# [What is being asked]
Write every entry out again exactly, please, and skip the pictures.
+++++
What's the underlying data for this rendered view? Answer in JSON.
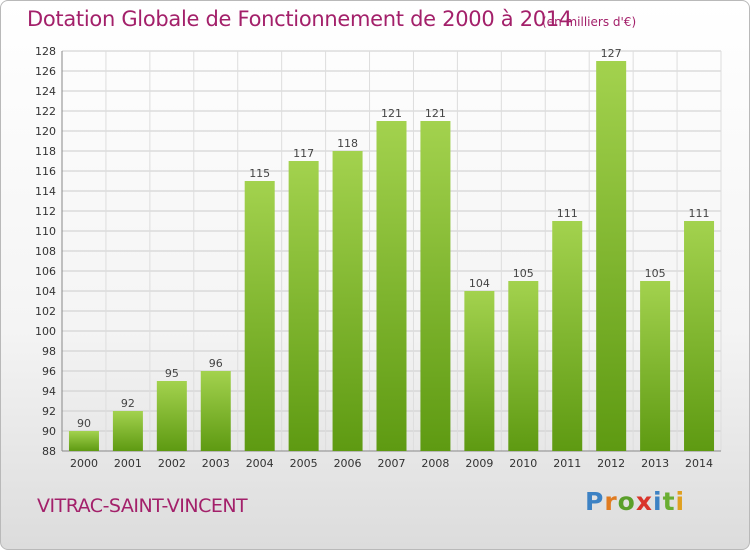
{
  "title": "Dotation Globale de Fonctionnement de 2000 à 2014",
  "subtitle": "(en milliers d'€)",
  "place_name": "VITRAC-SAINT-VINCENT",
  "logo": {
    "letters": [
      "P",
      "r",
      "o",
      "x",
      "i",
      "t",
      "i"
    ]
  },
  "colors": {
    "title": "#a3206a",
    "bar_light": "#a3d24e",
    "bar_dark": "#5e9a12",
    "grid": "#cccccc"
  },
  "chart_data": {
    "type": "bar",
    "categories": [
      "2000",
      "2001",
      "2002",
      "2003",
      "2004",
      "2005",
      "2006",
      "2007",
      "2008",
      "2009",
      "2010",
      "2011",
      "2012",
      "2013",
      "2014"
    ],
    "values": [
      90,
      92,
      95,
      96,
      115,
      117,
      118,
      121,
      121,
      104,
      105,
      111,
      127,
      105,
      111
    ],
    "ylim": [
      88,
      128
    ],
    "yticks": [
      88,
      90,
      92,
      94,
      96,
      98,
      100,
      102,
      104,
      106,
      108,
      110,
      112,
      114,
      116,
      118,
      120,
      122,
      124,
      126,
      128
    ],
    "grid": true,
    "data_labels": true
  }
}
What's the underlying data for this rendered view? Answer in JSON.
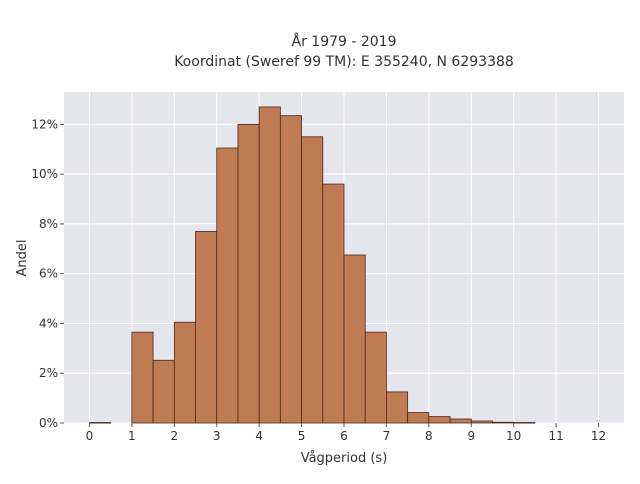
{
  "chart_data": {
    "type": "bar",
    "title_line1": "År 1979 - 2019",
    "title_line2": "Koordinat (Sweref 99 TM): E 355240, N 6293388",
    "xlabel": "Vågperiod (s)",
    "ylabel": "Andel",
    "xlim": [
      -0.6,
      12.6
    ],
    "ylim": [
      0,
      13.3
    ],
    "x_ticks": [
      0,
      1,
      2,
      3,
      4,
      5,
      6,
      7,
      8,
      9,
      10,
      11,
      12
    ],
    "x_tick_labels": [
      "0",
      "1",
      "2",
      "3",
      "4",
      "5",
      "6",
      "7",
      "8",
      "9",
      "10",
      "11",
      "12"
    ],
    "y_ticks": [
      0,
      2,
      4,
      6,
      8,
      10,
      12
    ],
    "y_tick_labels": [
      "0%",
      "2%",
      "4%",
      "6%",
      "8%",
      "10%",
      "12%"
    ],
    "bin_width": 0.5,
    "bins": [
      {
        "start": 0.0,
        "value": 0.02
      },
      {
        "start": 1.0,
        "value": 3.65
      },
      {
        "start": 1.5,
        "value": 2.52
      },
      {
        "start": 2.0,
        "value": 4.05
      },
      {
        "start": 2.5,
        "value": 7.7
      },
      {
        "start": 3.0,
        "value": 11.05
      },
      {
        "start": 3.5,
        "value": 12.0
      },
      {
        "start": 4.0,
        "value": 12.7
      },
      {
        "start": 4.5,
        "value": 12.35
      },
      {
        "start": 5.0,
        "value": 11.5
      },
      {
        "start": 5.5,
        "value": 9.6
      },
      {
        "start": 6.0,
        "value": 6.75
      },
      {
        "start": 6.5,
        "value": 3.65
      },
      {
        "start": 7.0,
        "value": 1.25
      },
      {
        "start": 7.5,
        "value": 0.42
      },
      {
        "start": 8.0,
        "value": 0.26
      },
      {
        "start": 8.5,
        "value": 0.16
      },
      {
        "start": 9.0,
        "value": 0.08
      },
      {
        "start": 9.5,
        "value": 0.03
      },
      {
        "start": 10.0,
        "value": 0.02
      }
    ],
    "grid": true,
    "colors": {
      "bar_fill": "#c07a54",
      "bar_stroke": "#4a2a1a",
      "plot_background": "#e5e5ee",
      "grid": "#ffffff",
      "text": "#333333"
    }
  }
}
+++++
# [Written reply]
What's the underlying data for this rendered view? Answer in JSON.
{
  "title": "Dotation Globale de Fonctionnement de 2000 à 2014",
  "subtitle": "(en milliers d'€)",
  "place_name": "VITRAC-SAINT-VINCENT",
  "logo": {
    "letters": [
      "P",
      "r",
      "o",
      "x",
      "i",
      "t",
      "i"
    ]
  },
  "colors": {
    "title": "#a3206a",
    "bar_light": "#a3d24e",
    "bar_dark": "#5e9a12",
    "grid": "#cccccc"
  },
  "chart_data": {
    "type": "bar",
    "categories": [
      "2000",
      "2001",
      "2002",
      "2003",
      "2004",
      "2005",
      "2006",
      "2007",
      "2008",
      "2009",
      "2010",
      "2011",
      "2012",
      "2013",
      "2014"
    ],
    "values": [
      90,
      92,
      95,
      96,
      115,
      117,
      118,
      121,
      121,
      104,
      105,
      111,
      127,
      105,
      111
    ],
    "ylim": [
      88,
      128
    ],
    "yticks": [
      88,
      90,
      92,
      94,
      96,
      98,
      100,
      102,
      104,
      106,
      108,
      110,
      112,
      114,
      116,
      118,
      120,
      122,
      124,
      126,
      128
    ],
    "grid": true,
    "data_labels": true
  }
}
What's the underlying data for this rendered view? Answer in JSON.
{
  "chart_data": {
    "type": "bar",
    "title_line1": "År 1979 - 2019",
    "title_line2": "Koordinat (Sweref 99 TM): E 355240, N 6293388",
    "xlabel": "Vågperiod (s)",
    "ylabel": "Andel",
    "xlim": [
      -0.6,
      12.6
    ],
    "ylim": [
      0,
      13.3
    ],
    "x_ticks": [
      0,
      1,
      2,
      3,
      4,
      5,
      6,
      7,
      8,
      9,
      10,
      11,
      12
    ],
    "x_tick_labels": [
      "0",
      "1",
      "2",
      "3",
      "4",
      "5",
      "6",
      "7",
      "8",
      "9",
      "10",
      "11",
      "12"
    ],
    "y_ticks": [
      0,
      2,
      4,
      6,
      8,
      10,
      12
    ],
    "y_tick_labels": [
      "0%",
      "2%",
      "4%",
      "6%",
      "8%",
      "10%",
      "12%"
    ],
    "bin_width": 0.5,
    "bins": [
      {
        "start": 0.0,
        "value": 0.02
      },
      {
        "start": 1.0,
        "value": 3.65
      },
      {
        "start": 1.5,
        "value": 2.52
      },
      {
        "start": 2.0,
        "value": 4.05
      },
      {
        "start": 2.5,
        "value": 7.7
      },
      {
        "start": 3.0,
        "value": 11.05
      },
      {
        "start": 3.5,
        "value": 12.0
      },
      {
        "start": 4.0,
        "value": 12.7
      },
      {
        "start": 4.5,
        "value": 12.35
      },
      {
        "start": 5.0,
        "value": 11.5
      },
      {
        "start": 5.5,
        "value": 9.6
      },
      {
        "start": 6.0,
        "value": 6.75
      },
      {
        "start": 6.5,
        "value": 3.65
      },
      {
        "start": 7.0,
        "value": 1.25
      },
      {
        "start": 7.5,
        "value": 0.42
      },
      {
        "start": 8.0,
        "value": 0.26
      },
      {
        "start": 8.5,
        "value": 0.16
      },
      {
        "start": 9.0,
        "value": 0.08
      },
      {
        "start": 9.5,
        "value": 0.03
      },
      {
        "start": 10.0,
        "value": 0.02
      }
    ],
    "grid": true,
    "colors": {
      "bar_fill": "#c07a54",
      "bar_stroke": "#4a2a1a",
      "plot_background": "#e5e5ee",
      "grid": "#ffffff",
      "text": "#333333"
    }
  }
}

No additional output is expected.